Non linear lut log precision

Question

Currently I calculate log as following:

#define MAXLOG 1001
double myloglut[MAXLOG];
void MyLogCreate()
{
    int i;
    double exp, expinc;
    expinc = (2.0 - 0.1) / MAXLOG;
    for (i = 0, exp = 0.1; i <= MAXLOG; ++i, exp += expinc)
            myloglut[i] = log(exp);
    myloglut[478] = 0; // this one need to be precise
}

double MyLog(double v)
{
    int idx = (int)((MAXLOG*(v - 0.1)) / (2.0 - 0.1));
    return myloglut[idx];
}

As you can see I'm interested only in range 0.1 - 2.0. However, I need more precision around 0. How can I achieve that non linear calculation? Also is there any way to use some interpolation in this function for better precision?

remember that a double's precision is only accurate up to 17 places. How much precision are you looking for around zero? — Syntactic Fructose, Dec 06 '12 at 09:19
Even less in my case, because double on my MCU is only 4 byte. However, If there will be some generic precision control routine I will make use of it. — Pablo, Dec 06 '12 at 09:23
I will check that, but I don't think they have this particular solution for non linear lut log. — Pablo, Dec 06 '12 at 09:31
@Need4Sleep: are you *completely* mad? This guy is attempting to approximate `log` with a step function that takes on 1000 values, and you're telling him to use a (great, wonderful, amazing) *arbitrary-precision* library? I cannot imagine more complete and total overkill. — Stephen Canon, Dec 07 '12 at 17:16

7heo.tk · Accepted Answer · 2012-12-07T22:25:57.017

Last version

#include <stdio.h>                  // for input/output.

Supplied information:
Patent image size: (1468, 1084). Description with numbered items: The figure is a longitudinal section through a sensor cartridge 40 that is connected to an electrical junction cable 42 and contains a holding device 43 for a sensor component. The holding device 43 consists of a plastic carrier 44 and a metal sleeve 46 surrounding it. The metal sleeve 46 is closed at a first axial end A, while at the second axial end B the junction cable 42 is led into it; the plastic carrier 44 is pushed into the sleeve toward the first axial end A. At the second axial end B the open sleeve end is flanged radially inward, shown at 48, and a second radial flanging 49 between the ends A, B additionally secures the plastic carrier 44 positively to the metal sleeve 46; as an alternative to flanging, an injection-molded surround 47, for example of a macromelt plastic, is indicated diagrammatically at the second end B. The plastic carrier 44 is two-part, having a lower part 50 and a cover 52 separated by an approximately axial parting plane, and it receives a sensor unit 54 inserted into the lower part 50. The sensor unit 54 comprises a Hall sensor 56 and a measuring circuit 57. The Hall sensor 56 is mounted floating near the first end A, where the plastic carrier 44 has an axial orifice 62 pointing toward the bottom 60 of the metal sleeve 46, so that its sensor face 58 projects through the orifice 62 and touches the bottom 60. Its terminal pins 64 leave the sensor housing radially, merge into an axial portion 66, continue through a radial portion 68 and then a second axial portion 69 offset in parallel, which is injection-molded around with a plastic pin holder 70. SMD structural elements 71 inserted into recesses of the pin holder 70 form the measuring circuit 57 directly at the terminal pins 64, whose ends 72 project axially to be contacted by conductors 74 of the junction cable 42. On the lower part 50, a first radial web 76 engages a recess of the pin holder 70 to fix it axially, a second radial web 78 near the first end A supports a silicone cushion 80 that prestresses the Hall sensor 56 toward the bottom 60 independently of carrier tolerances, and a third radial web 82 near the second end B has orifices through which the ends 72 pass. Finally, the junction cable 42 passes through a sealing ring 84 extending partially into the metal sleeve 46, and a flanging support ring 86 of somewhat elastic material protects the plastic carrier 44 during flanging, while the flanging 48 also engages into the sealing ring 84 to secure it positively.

--

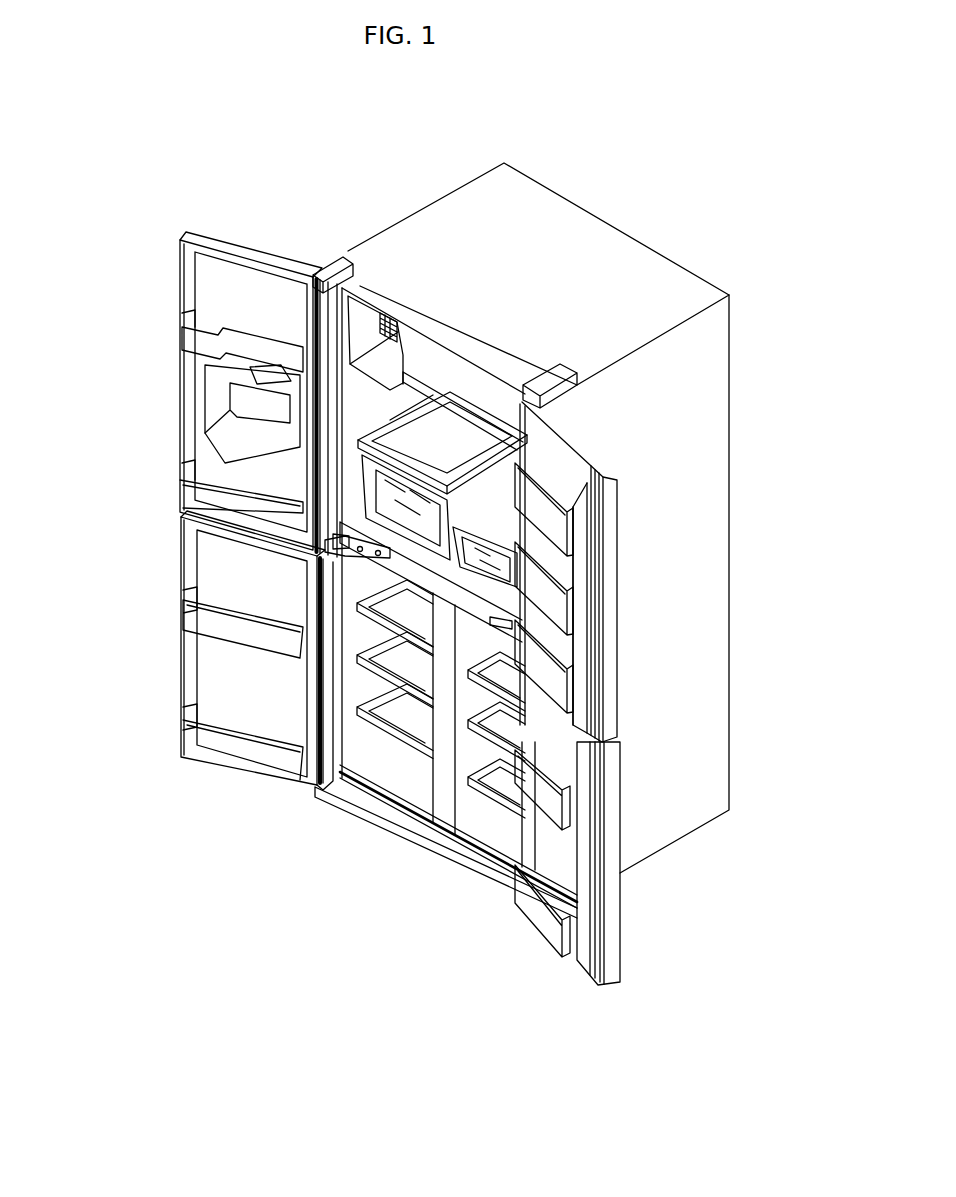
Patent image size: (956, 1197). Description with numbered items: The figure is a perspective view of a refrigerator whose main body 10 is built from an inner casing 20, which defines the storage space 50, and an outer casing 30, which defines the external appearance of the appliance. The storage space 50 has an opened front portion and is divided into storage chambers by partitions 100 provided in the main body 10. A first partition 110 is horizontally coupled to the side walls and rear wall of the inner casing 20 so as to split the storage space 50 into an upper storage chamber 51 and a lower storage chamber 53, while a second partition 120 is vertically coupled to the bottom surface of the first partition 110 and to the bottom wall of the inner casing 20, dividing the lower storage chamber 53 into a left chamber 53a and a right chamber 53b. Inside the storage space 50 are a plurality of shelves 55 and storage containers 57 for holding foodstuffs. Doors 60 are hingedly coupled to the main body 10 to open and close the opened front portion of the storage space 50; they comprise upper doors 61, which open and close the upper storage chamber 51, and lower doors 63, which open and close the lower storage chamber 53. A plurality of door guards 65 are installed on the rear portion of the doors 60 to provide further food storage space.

Exercises to complete:
1: From the log lookup table thread, write out the stretch from "As you can see" through "for better precision?".
2: Answer these questions using the log lookup table thread:
(a) What value is MAXLOG defined as?
(b) Which range of input values does the asker say they care about?
(c) How many bytes does a double take on the asker's MCU?

Answers to the problems:
1:
As you can see I'm interested only in range 0.1 - 2.0. However, I need more precision around 0. How can I achieve that non linear calculation? Also is there any way to use some interpolation in this function for better precision?

2:
(a) 1001
(b) 0.1 to 2.0
(c) 4 bytes